>> Begin
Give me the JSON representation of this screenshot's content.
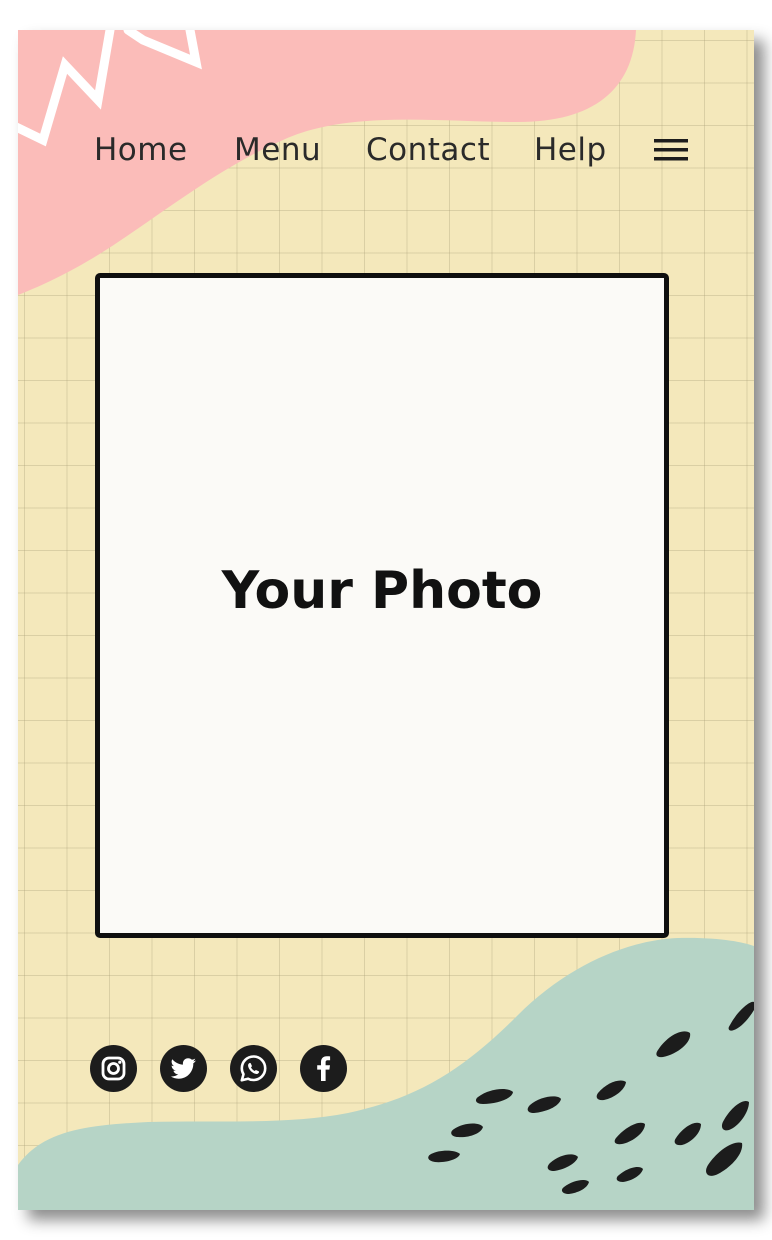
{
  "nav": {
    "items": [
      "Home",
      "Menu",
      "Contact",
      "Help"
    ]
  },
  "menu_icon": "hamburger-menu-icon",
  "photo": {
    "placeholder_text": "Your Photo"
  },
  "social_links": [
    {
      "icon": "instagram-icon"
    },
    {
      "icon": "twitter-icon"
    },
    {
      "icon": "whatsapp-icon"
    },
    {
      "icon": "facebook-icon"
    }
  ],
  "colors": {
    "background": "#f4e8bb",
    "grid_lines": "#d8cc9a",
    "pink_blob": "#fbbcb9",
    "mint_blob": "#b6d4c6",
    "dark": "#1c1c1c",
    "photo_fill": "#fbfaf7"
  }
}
>> End
GIVEN EXERCISE: Repeat the material above word for word, please, apart from its images.

FINAL ANSWER:
Give me the JSON representation of this screenshot's content.
{
  "nav": {
    "items": [
      "Home",
      "Menu",
      "Contact",
      "Help"
    ]
  },
  "menu_icon": "hamburger-menu-icon",
  "photo": {
    "placeholder_text": "Your Photo"
  },
  "social_links": [
    {
      "icon": "instagram-icon"
    },
    {
      "icon": "twitter-icon"
    },
    {
      "icon": "whatsapp-icon"
    },
    {
      "icon": "facebook-icon"
    }
  ],
  "colors": {
    "background": "#f4e8bb",
    "grid_lines": "#d8cc9a",
    "pink_blob": "#fbbcb9",
    "mint_blob": "#b6d4c6",
    "dark": "#1c1c1c",
    "photo_fill": "#fbfaf7"
  }
}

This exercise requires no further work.